* [STORED ROWS]:
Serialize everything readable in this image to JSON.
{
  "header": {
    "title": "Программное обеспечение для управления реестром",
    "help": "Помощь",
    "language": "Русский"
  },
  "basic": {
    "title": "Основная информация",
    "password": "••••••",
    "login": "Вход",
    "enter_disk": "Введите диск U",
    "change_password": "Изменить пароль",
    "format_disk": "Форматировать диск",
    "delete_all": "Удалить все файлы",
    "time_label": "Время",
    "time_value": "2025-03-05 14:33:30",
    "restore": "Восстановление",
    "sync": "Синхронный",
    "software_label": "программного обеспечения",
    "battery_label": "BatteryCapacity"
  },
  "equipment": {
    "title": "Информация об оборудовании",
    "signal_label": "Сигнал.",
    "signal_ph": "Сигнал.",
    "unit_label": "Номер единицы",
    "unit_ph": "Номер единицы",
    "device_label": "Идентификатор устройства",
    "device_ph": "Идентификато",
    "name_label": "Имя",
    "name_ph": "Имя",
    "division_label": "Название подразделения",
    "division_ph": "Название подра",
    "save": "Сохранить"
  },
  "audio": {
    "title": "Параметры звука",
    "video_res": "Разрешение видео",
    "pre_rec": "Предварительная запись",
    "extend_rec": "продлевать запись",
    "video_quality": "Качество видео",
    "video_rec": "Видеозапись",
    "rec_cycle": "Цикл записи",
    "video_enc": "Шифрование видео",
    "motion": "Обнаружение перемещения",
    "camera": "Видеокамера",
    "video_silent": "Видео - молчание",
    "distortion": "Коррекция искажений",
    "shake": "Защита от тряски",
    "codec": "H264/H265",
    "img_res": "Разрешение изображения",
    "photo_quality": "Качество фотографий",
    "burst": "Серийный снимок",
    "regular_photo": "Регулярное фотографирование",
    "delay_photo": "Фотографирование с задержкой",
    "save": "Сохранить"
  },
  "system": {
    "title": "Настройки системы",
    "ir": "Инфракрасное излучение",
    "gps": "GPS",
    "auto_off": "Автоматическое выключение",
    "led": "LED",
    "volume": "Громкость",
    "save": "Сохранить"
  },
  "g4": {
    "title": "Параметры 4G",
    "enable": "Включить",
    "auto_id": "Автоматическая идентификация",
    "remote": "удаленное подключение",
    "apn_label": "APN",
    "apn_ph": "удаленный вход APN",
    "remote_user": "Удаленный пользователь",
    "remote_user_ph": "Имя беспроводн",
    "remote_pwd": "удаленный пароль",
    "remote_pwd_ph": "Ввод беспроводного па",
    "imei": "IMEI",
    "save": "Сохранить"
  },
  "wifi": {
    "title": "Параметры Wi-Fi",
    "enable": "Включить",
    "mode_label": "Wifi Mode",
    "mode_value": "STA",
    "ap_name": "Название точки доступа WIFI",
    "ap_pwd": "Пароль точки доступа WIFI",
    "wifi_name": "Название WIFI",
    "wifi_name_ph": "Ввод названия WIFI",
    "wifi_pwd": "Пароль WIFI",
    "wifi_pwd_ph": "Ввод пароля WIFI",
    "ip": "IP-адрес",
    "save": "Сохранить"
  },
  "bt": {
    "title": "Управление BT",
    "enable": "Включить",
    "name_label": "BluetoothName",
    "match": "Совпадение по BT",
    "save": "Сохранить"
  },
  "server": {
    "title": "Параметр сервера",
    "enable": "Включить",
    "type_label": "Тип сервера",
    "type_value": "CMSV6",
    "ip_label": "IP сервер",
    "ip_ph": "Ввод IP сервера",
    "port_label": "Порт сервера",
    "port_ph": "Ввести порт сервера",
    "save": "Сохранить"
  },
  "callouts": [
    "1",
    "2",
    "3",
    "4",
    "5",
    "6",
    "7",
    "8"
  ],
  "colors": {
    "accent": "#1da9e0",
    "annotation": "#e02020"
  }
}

* [WHAT YOU WILL DO]: Output an exact copy of each record.

* [TASK RESPONSE]:
Serialize everything readable in this image to JSON.
{
  "header": {
    "title": "Программное обеспечение для управления реестром",
    "help": "Помощь",
    "language": "Русский"
  },
  "basic": {
    "title": "Основная информация",
    "password": "••••••",
    "login": "Вход",
    "enter_disk": "Введите диск U",
    "change_password": "Изменить пароль",
    "format_disk": "Форматировать диск",
    "delete_all": "Удалить все файлы",
    "time_label": "Время",
    "time_value": "2025-03-05 14:33:30",
    "restore": "Восстановление",
    "sync": "Синхронный",
    "software_label": "программного обеспечения",
    "battery_label": "BatteryCapacity"
  },
  "equipment": {
    "title": "Информация об оборудовании",
    "signal_label": "Сигнал.",
    "signal_ph": "Сигнал.",
    "unit_label": "Номер единицы",
    "unit_ph": "Номер единицы",
    "device_label": "Идентификатор устройства",
    "device_ph": "Идентификато",
    "name_label": "Имя",
    "name_ph": "Имя",
    "division_label": "Название подразделения",
    "division_ph": "Название подра",
    "save": "Сохранить"
  },
  "audio": {
    "title": "Параметры звука",
    "video_res": "Разрешение видео",
    "pre_rec": "Предварительная запись",
    "extend_rec": "продлевать запись",
    "video_quality": "Качество видео",
    "video_rec": "Видеозапись",
    "rec_cycle": "Цикл записи",
    "video_enc": "Шифрование видео",
    "motion": "Обнаружение перемещения",
    "camera": "Видеокамера",
    "video_silent": "Видео - молчание",
    "distortion": "Коррекция искажений",
    "shake": "Защита от тряски",
    "codec": "H264/H265",
    "img_res": "Разрешение изображения",
    "photo_quality": "Качество фотографий",
    "burst": "Серийный снимок",
    "regular_photo": "Регулярное фотографирование",
    "delay_photo": "Фотографирование с задержкой",
    "save": "Сохранить"
  },
  "system": {
    "title": "Настройки системы",
    "ir": "Инфракрасное излучение",
    "gps": "GPS",
    "auto_off": "Автоматическое выключение",
    "led": "LED",
    "volume": "Громкость",
    "save": "Сохранить"
  },
  "g4": {
    "title": "Параметры 4G",
    "enable": "Включить",
    "auto_id": "Автоматическая идентификация",
    "remote": "удаленное подключение",
    "apn_label": "APN",
    "apn_ph": "удаленный вход APN",
    "remote_user": "Удаленный пользователь",
    "remote_user_ph": "Имя беспроводн",
    "remote_pwd": "удаленный пароль",
    "remote_pwd_ph": "Ввод беспроводного па",
    "imei": "IMEI",
    "save": "Сохранить"
  },
  "wifi": {
    "title": "Параметры Wi-Fi",
    "enable": "Включить",
    "mode_label": "Wifi Mode",
    "mode_value": "STA",
    "ap_name": "Название точки доступа WIFI",
    "ap_pwd": "Пароль точки доступа WIFI",
    "wifi_name": "Название WIFI",
    "wifi_name_ph": "Ввод названия WIFI",
    "wifi_pwd": "Пароль WIFI",
    "wifi_pwd_ph": "Ввод пароля WIFI",
    "ip": "IP-адрес",
    "save": "Сохранить"
  },
  "bt": {
    "title": "Управление BT",
    "enable": "Включить",
    "name_label": "BluetoothName",
    "match": "Совпадение по BT",
    "save": "Сохранить"
  },
  "server": {
    "title": "Параметр сервера",
    "enable": "Включить",
    "type_label": "Тип сервера",
    "type_value": "CMSV6",
    "ip_label": "IP сервер",
    "ip_ph": "Ввод IP сервера",
    "port_label": "Порт сервера",
    "port_ph": "Ввести порт сервера",
    "save": "Сохранить"
  },
  "callouts": [
    "1",
    "2",
    "3",
    "4",
    "5",
    "6",
    "7",
    "8"
  ],
  "colors": {
    "accent": "#1da9e0",
    "annotation": "#e02020"
  }
}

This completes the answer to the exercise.